____ The data
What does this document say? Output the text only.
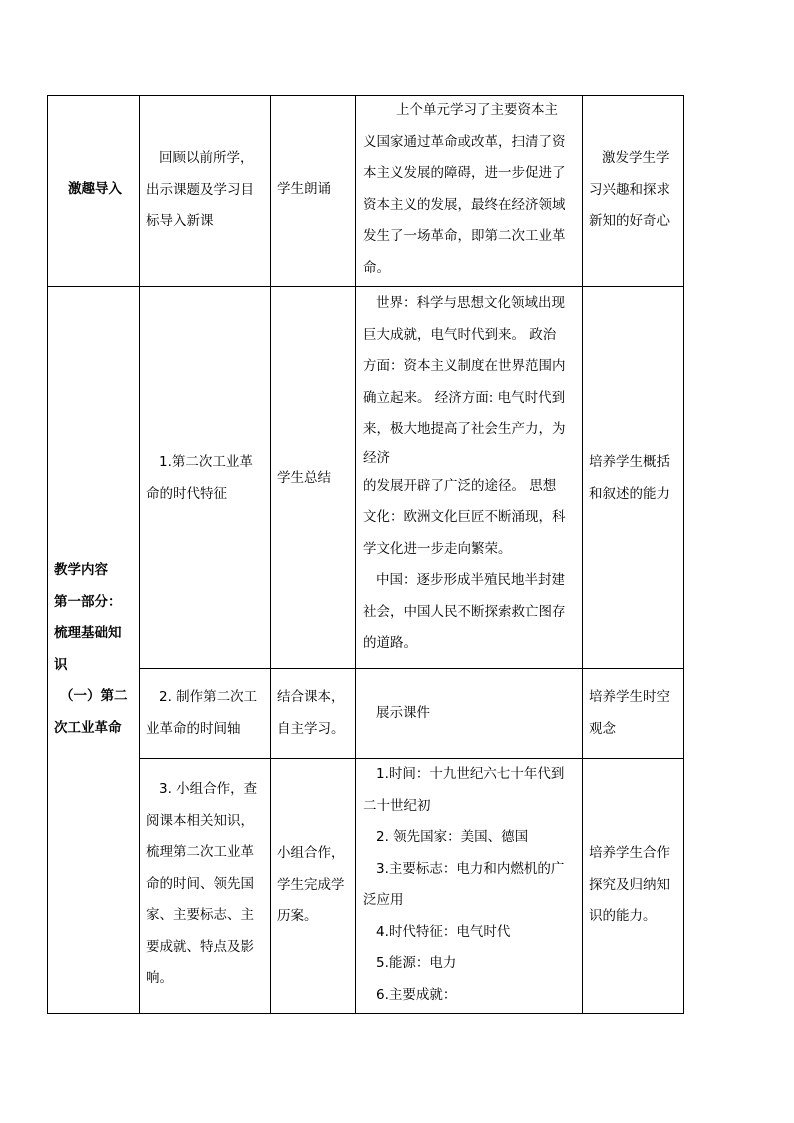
激趣导入
回顾以前所学，
出示课题及学习目
标导入新课
学生朗诵
上个单元学习了主要资本主
义国家通过革命或改革，扫清了资
本主义发展的障碍，进一步促进了
资本主义的发展，最终在经济领域
发生了一场革命，即第二次工业革
命。
激发学生学
习兴趣和探求
新知的好奇心
教学内容
第一部分：
梳理基础知
识
（一）第二
次工业革命
1.第二次工业革
命的时代特征
学生总结
世界：科学与思想文化领域出现
巨大成就，电气时代到来。 政治
方面：资本主义制度在世界范围内
确立起来。 经济方面: 电气时代到
来，极大地提高了社会生产力，为
经济
的发展开辟了广泛的途径。 思想
文化：欧洲文化巨匠不断涌现，科
学文化进一步走向繁荣。
中国：逐步形成半殖民地半封建
社会，中国人民不断探索救亡图存
的道路。
培养学生概括
和叙述的能力
2. 制作第二次工
业革命的时间轴
结合课本，
自主学习。
展示课件
培养学生时空
观念
3. 小组合作，查
阅课本相关知识，
梳理第二次工业革
命的时间、领先国
家、主要标志、主
要成就、特点及影
响。
小组合作，
学生完成学
历案。
1.时间：十九世纪六七十年代到
二十世纪初
2. 领先国家：美国、德国
3.主要标志：电力和内燃机的广
泛应用
4.时代特征：电气时代
5.能源：电力
6.主要成就：
培养学生合作
探究及归纳知
识的能力。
________
▶ Exercise objective: Return all of the entries exactly as written, but drop any pictures they hold.

▶ Solution to this problem:
What does this document say? Output the text only.
激趣导入
回顾以前所学，
出示课题及学习目
标导入新课
学生朗诵
上个单元学习了主要资本主
义国家通过革命或改革，扫清了资
本主义发展的障碍，进一步促进了
资本主义的发展，最终在经济领域
发生了一场革命，即第二次工业革
命。
激发学生学
习兴趣和探求
新知的好奇心
教学内容
第一部分：
梳理基础知
识
（一）第二
次工业革命
1.第二次工业革
命的时代特征
学生总结
世界：科学与思想文化领域出现
巨大成就，电气时代到来。 政治
方面：资本主义制度在世界范围内
确立起来。 经济方面: 电气时代到
来，极大地提高了社会生产力，为
经济
的发展开辟了广泛的途径。 思想
文化：欧洲文化巨匠不断涌现，科
学文化进一步走向繁荣。
中国：逐步形成半殖民地半封建
社会，中国人民不断探索救亡图存
的道路。
培养学生概括
和叙述的能力
2. 制作第二次工
业革命的时间轴
结合课本，
自主学习。
展示课件
培养学生时空
观念
3. 小组合作，查
阅课本相关知识，
梳理第二次工业革
命的时间、领先国
家、主要标志、主
要成就、特点及影
响。
小组合作，
学生完成学
历案。
1.时间：十九世纪六七十年代到
二十世纪初
2. 领先国家：美国、德国
3.主要标志：电力和内燃机的广
泛应用
4.时代特征：电气时代
5.能源：电力
6.主要成就：
培养学生合作
探究及归纳知
识的能力。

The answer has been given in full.